Exercise
Give all the lines below again, exactly, with no pictures.

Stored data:

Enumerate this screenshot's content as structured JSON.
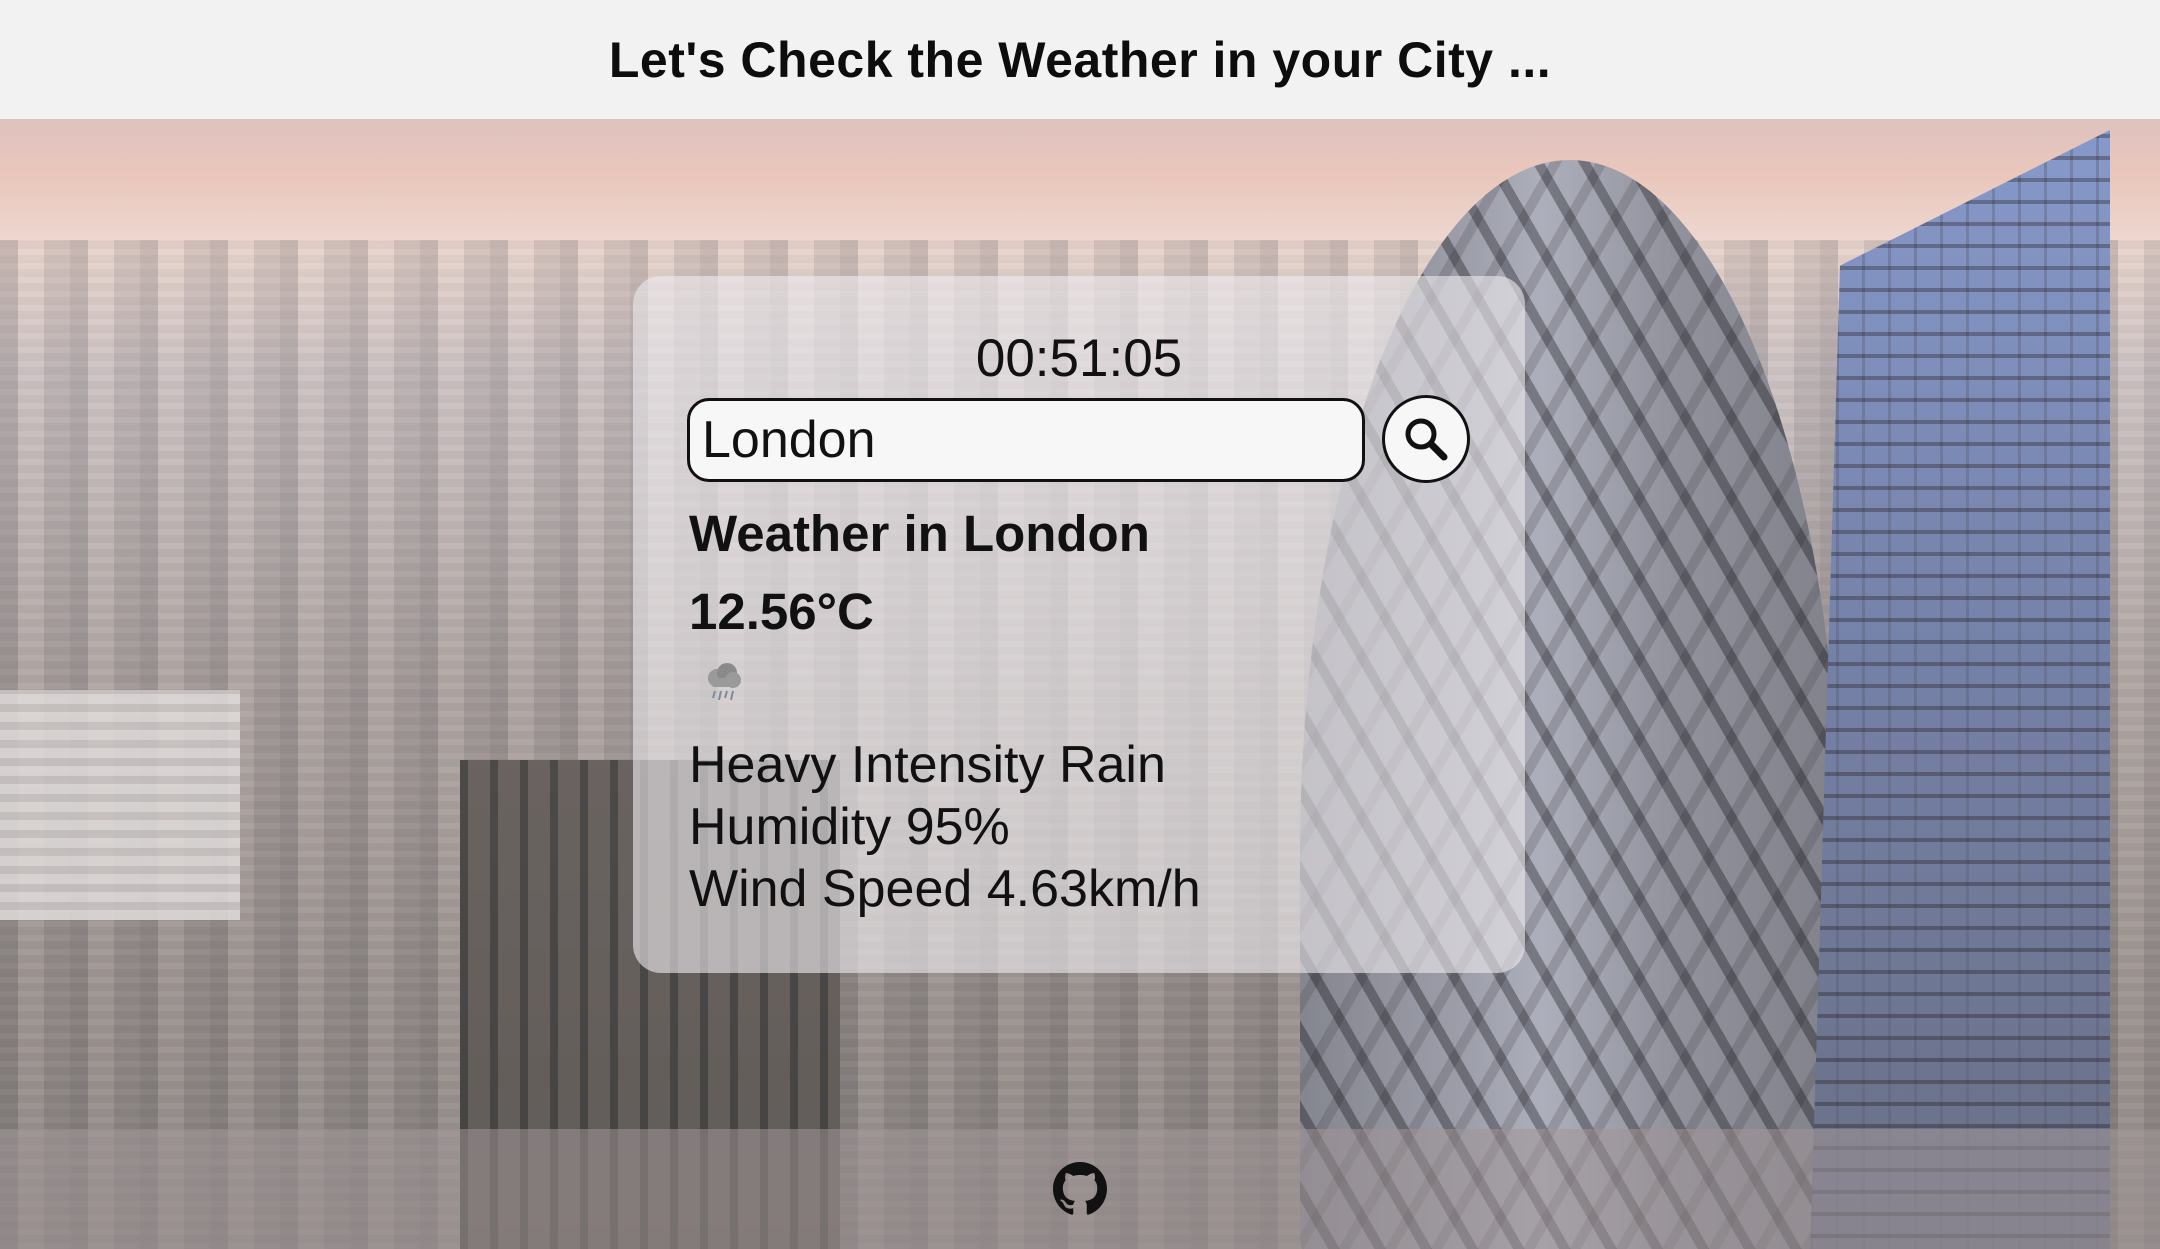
{
  "header": {
    "title": "Let's Check the Weather in your City ..."
  },
  "card": {
    "clock": "00:51:05",
    "search": {
      "value": "London",
      "button_icon": "search-icon"
    },
    "city_heading": "Weather in London",
    "temperature": "12.56°C",
    "weather_icon": "rain-cloud-icon",
    "description": "Heavy Intensity Rain",
    "humidity": "Humidity 95%",
    "wind": "Wind Speed 4.63km/h"
  },
  "footer": {
    "link_icon": "github-icon"
  },
  "colors": {
    "header_bg": "#f2f2f2",
    "text": "#111111",
    "card_bg": "rgba(235,232,236,0.62)"
  }
}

Finished task
Enumerate this screenshot's content as structured JSON.
{
  "header": {
    "title": "Let's Check the Weather in your City ..."
  },
  "card": {
    "clock": "00:51:05",
    "search": {
      "value": "London",
      "button_icon": "search-icon"
    },
    "city_heading": "Weather in London",
    "temperature": "12.56°C",
    "weather_icon": "rain-cloud-icon",
    "description": "Heavy Intensity Rain",
    "humidity": "Humidity 95%",
    "wind": "Wind Speed 4.63km/h"
  },
  "footer": {
    "link_icon": "github-icon"
  },
  "colors": {
    "header_bg": "#f2f2f2",
    "text": "#111111",
    "card_bg": "rgba(235,232,236,0.62)"
  }
}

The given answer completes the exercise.